**LISTED ENTRIES**
=-=-=-=-=

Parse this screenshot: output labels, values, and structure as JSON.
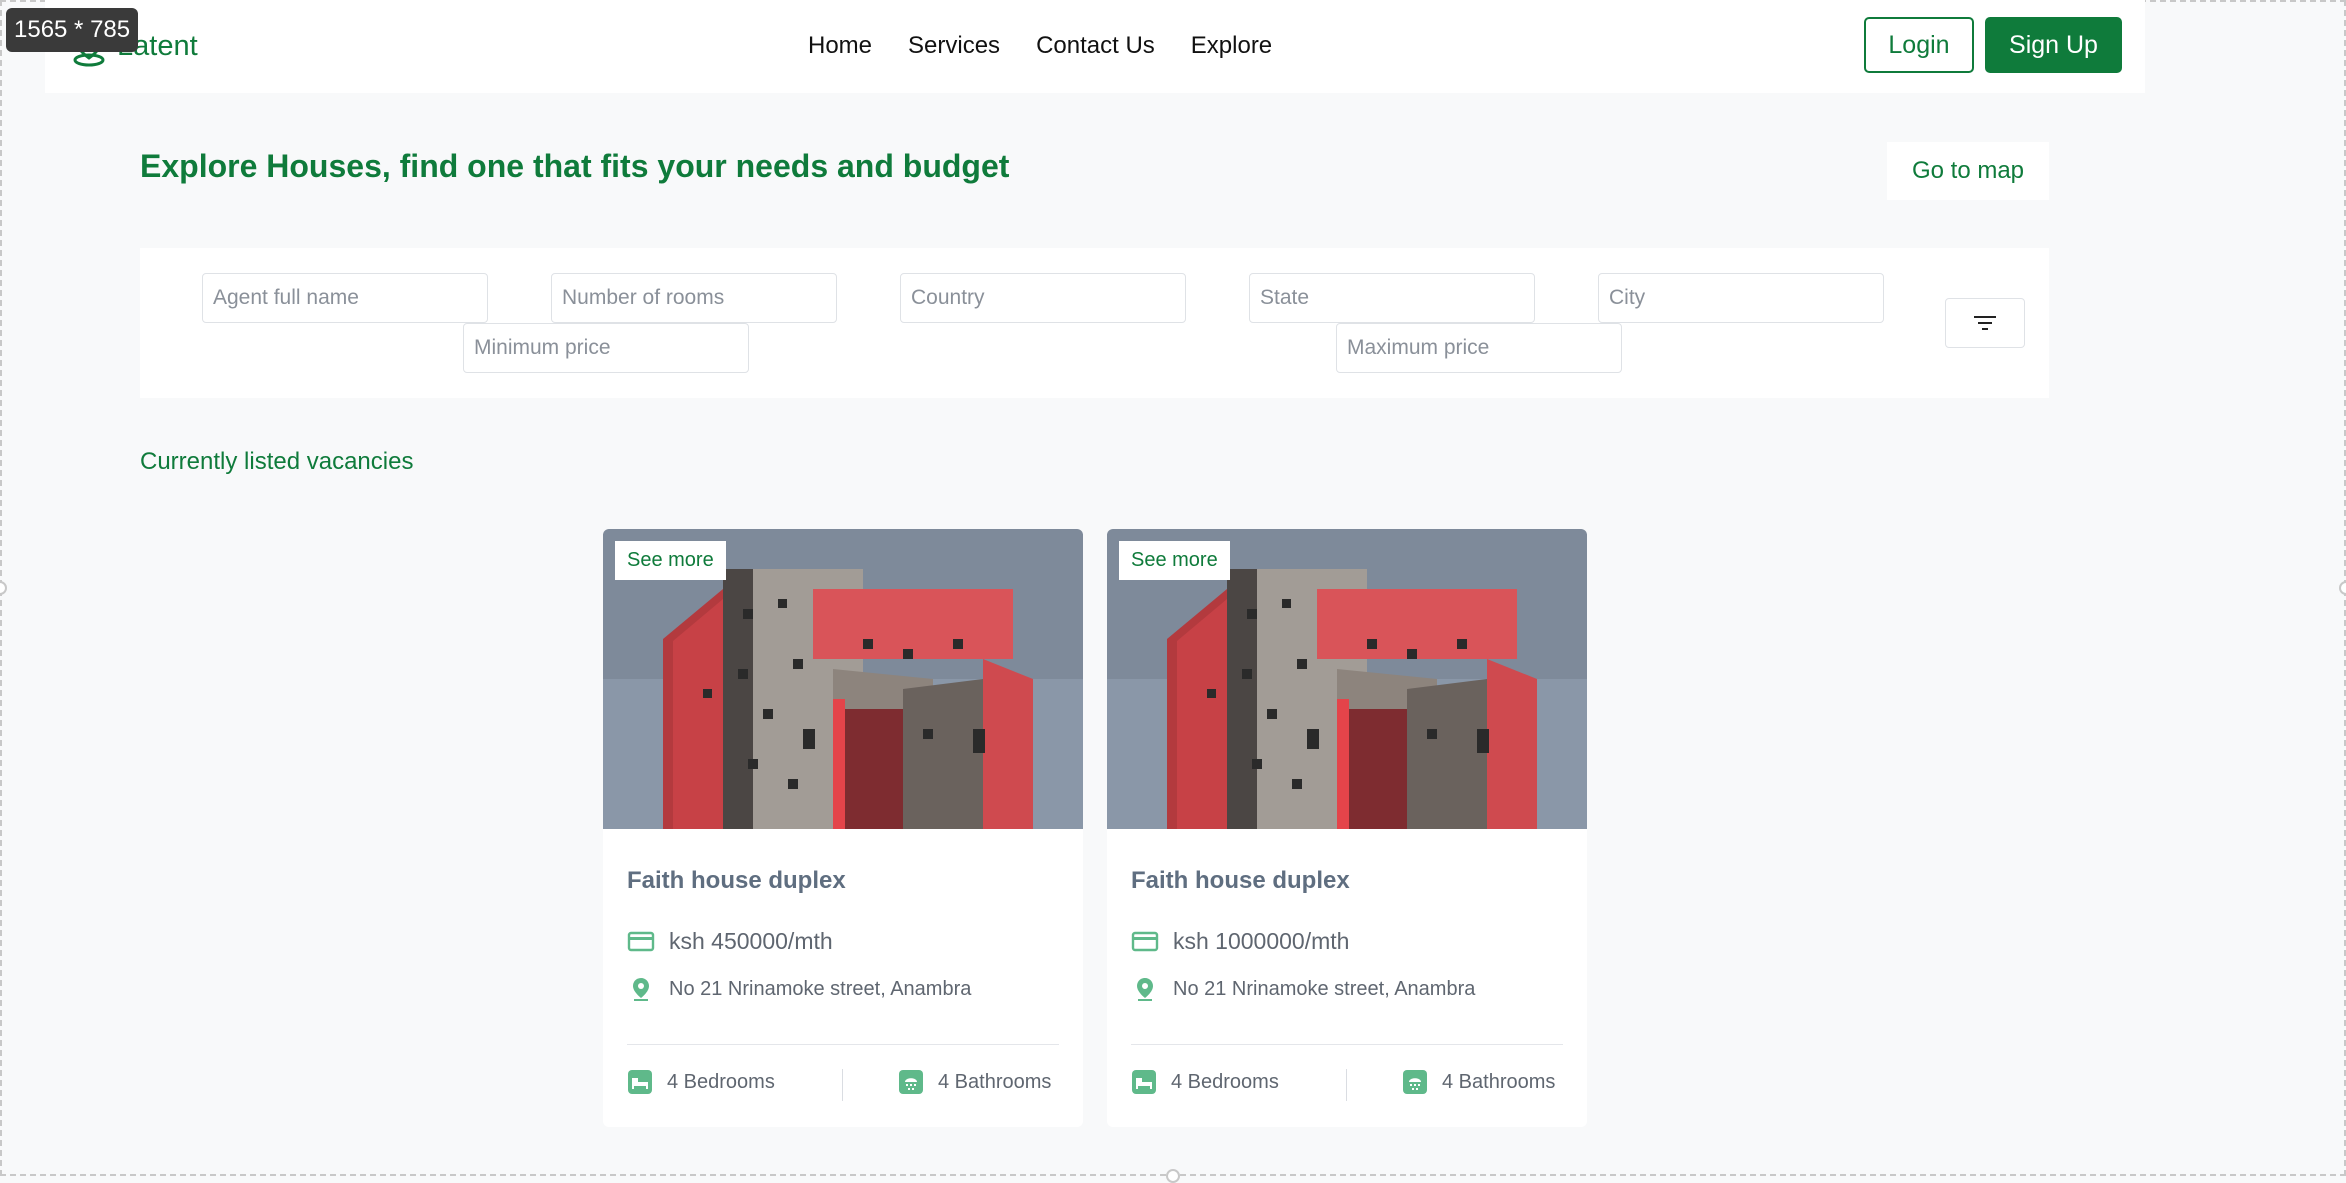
{
  "canvas_badge": "1565 * 785",
  "brand": {
    "name": "Latent",
    "logo_icon": "location-pin-logo-icon"
  },
  "nav": {
    "links": [
      "Home",
      "Services",
      "Contact Us",
      "Explore"
    ],
    "login_label": "Login",
    "signup_label": "Sign Up"
  },
  "heading": "Explore Houses, find one that fits your needs and budget",
  "map_button": "Go to map",
  "filters": {
    "agent": "Agent full name",
    "rooms": "Number of rooms",
    "country": "Country",
    "state": "State",
    "city": "City",
    "min_price": "Minimum price",
    "max_price": "Maximum price",
    "filter_icon": "filter-lines-icon"
  },
  "section_label": "Currently listed vacancies",
  "listings": [
    {
      "see_more": "See more",
      "title": "Faith house duplex",
      "price": "ksh 450000/mth",
      "address": "No 21 Nrinamoke street, Anambra",
      "bedrooms": "4 Bedrooms",
      "bathrooms": "4 Bathrooms"
    },
    {
      "see_more": "See more",
      "title": "Faith house duplex",
      "price": "ksh 1000000/mth",
      "address": "No 21 Nrinamoke street, Anambra",
      "bedrooms": "4 Bedrooms",
      "bathrooms": "4 Bathrooms"
    }
  ],
  "colors": {
    "brand_green": "#0f7b3b",
    "icon_green": "#5fb98a",
    "background": "#f8f9fa"
  }
}
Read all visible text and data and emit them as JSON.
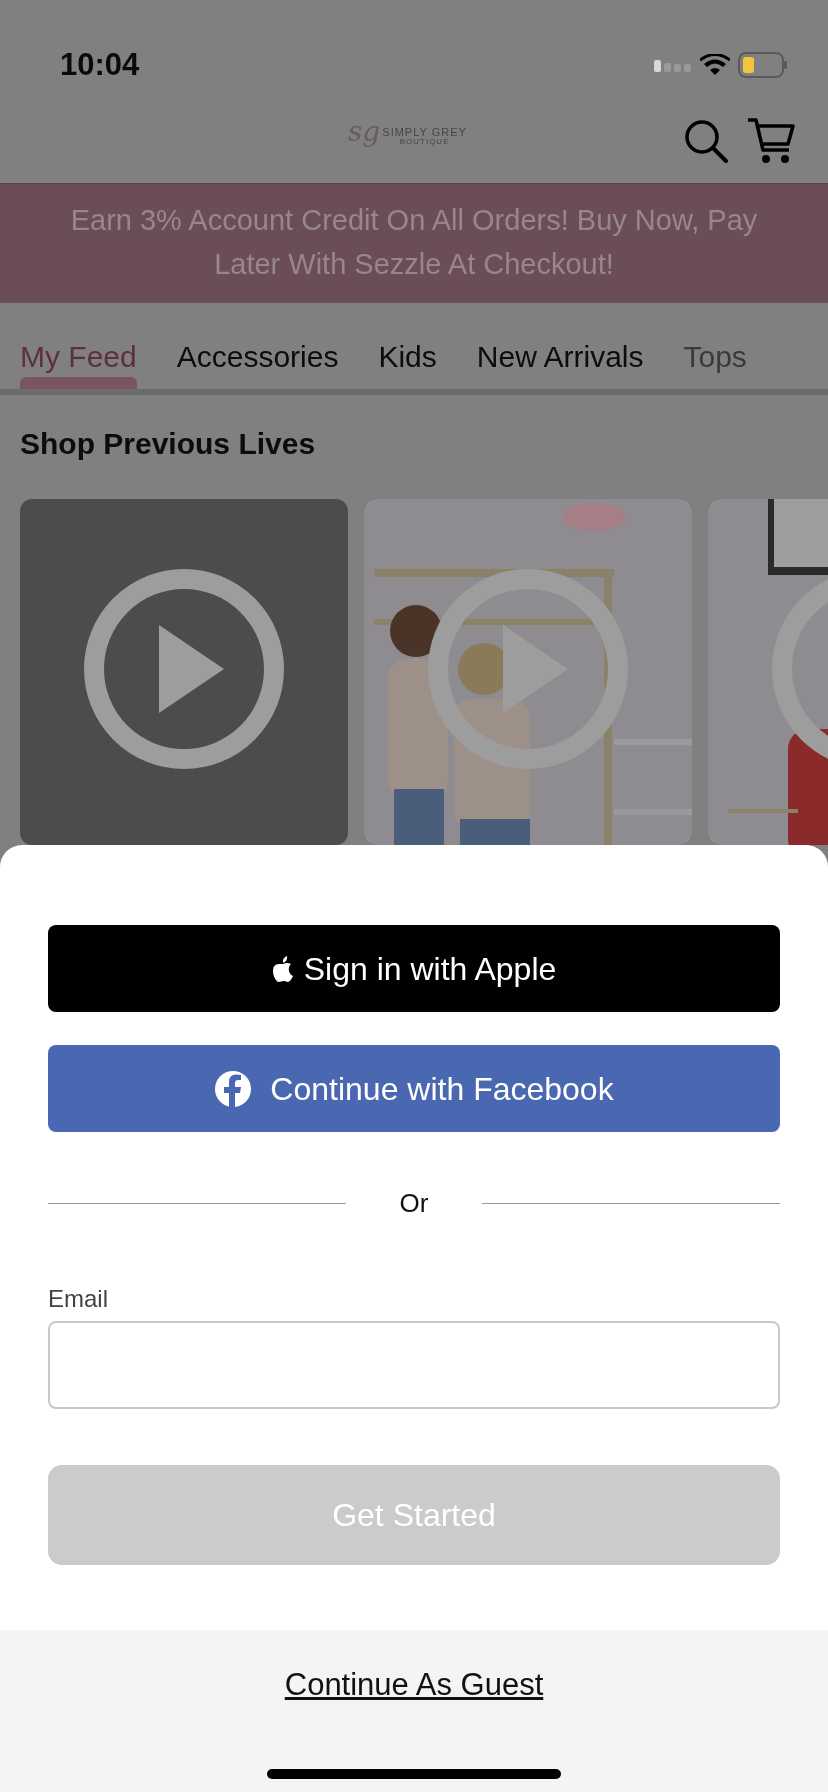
{
  "status_bar": {
    "time": "10:04"
  },
  "header": {
    "logo": {
      "script": "sg",
      "name": "SIMPLY GREY",
      "tagline": "BOUTIQUE"
    }
  },
  "banner": {
    "text": "Earn 3% Account Credit On All Orders! Buy Now, Pay Later With Sezzle At Checkout!"
  },
  "tabs": [
    {
      "label": "My Feed",
      "selected": true
    },
    {
      "label": "Accessories",
      "selected": false
    },
    {
      "label": "Kids",
      "selected": false
    },
    {
      "label": "New Arrivals",
      "selected": false
    },
    {
      "label": "Tops",
      "selected": false
    }
  ],
  "section_title": "Shop Previous Lives",
  "lives": [
    {
      "kind": "placeholder"
    },
    {
      "kind": "picture"
    },
    {
      "kind": "picture"
    }
  ],
  "sheet": {
    "apple_button": "Sign in with Apple",
    "facebook_button": "Continue with Facebook",
    "divider_text": "Or",
    "email": {
      "label": "Email"
    },
    "submit": {
      "label": "Get Started",
      "disabled": true
    },
    "guest_link": "Continue As Guest"
  }
}
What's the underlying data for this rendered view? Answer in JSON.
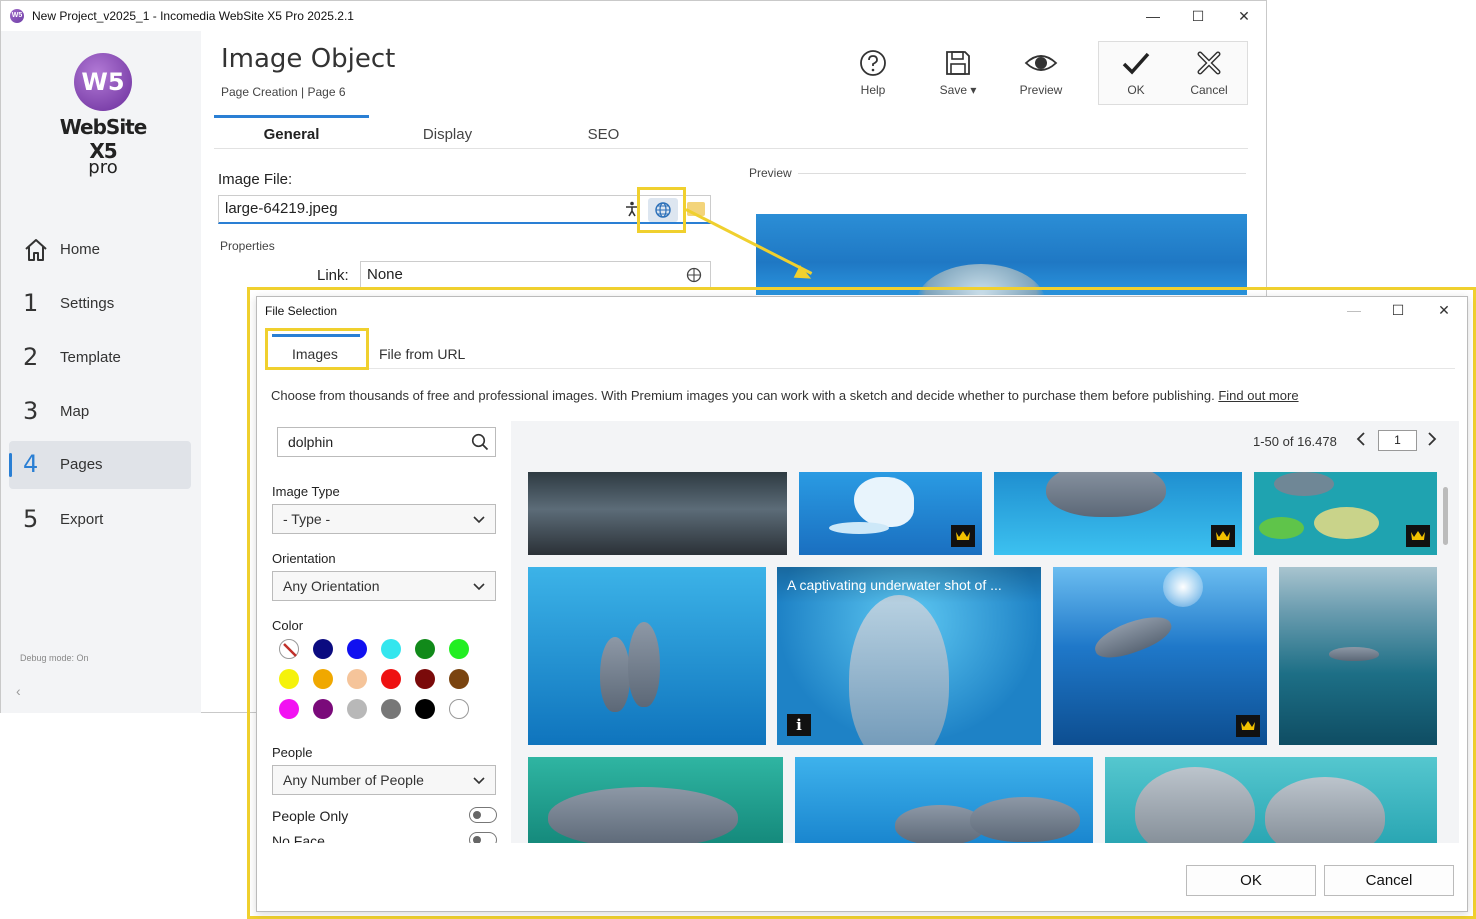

=-=-=-=-=

Transcribe every entry word for word, but skip the pictures.

Parse this screenshot: output labels, values, and structure as JSON.
{
  "canvas_badge": "1565 * 785",
  "brand": {
    "name": "Latent",
    "logo_icon": "location-pin-logo-icon"
  },
  "nav": {
    "links": [
      "Home",
      "Services",
      "Contact Us",
      "Explore"
    ],
    "login_label": "Login",
    "signup_label": "Sign Up"
  },
  "heading": "Explore Houses, find one that fits your needs and budget",
  "map_button": "Go to map",
  "filters": {
    "agent": "Agent full name",
    "rooms": "Number of rooms",
    "country": "Country",
    "state": "State",
    "city": "City",
    "min_price": "Minimum price",
    "max_price": "Maximum price",
    "filter_icon": "filter-lines-icon"
  },
  "section_label": "Currently listed vacancies",
  "listings": [
    {
      "see_more": "See more",
      "title": "Faith house duplex",
      "price": "ksh 450000/mth",
      "address": "No 21 Nrinamoke street, Anambra",
      "bedrooms": "4 Bedrooms",
      "bathrooms": "4 Bathrooms"
    },
    {
      "see_more": "See more",
      "title": "Faith house duplex",
      "price": "ksh 1000000/mth",
      "address": "No 21 Nrinamoke street, Anambra",
      "bedrooms": "4 Bedrooms",
      "bathrooms": "4 Bathrooms"
    }
  ],
  "colors": {
    "brand_green": "#0f7b3b",
    "icon_green": "#5fb98a",
    "background": "#f8f9fa"
  }
}
Read all visible text and data and emit them as JSON.
{
  "status_bar": {
    "time": "10:04"
  },
  "header": {
    "logo": {
      "script": "sg",
      "name": "SIMPLY GREY",
      "tagline": "BOUTIQUE"
    }
  },
  "banner": {
    "text": "Earn 3% Account Credit On All Orders! Buy Now, Pay Later With Sezzle At Checkout!"
  },
  "tabs": [
    {
      "label": "My Feed",
      "selected": true
    },
    {
      "label": "Accessories",
      "selected": false
    },
    {
      "label": "Kids",
      "selected": false
    },
    {
      "label": "New Arrivals",
      "selected": false
    },
    {
      "label": "Tops",
      "selected": false
    }
  ],
  "section_title": "Shop Previous Lives",
  "lives": [
    {
      "kind": "placeholder"
    },
    {
      "kind": "picture"
    },
    {
      "kind": "picture"
    }
  ],
  "sheet": {
    "apple_button": "Sign in with Apple",
    "facebook_button": "Continue with Facebook",
    "divider_text": "Or",
    "email": {
      "label": "Email"
    },
    "submit": {
      "label": "Get Started",
      "disabled": true
    },
    "guest_link": "Continue As Guest"
  }
}
What's the underlying data for this rendered view? Answer in JSON.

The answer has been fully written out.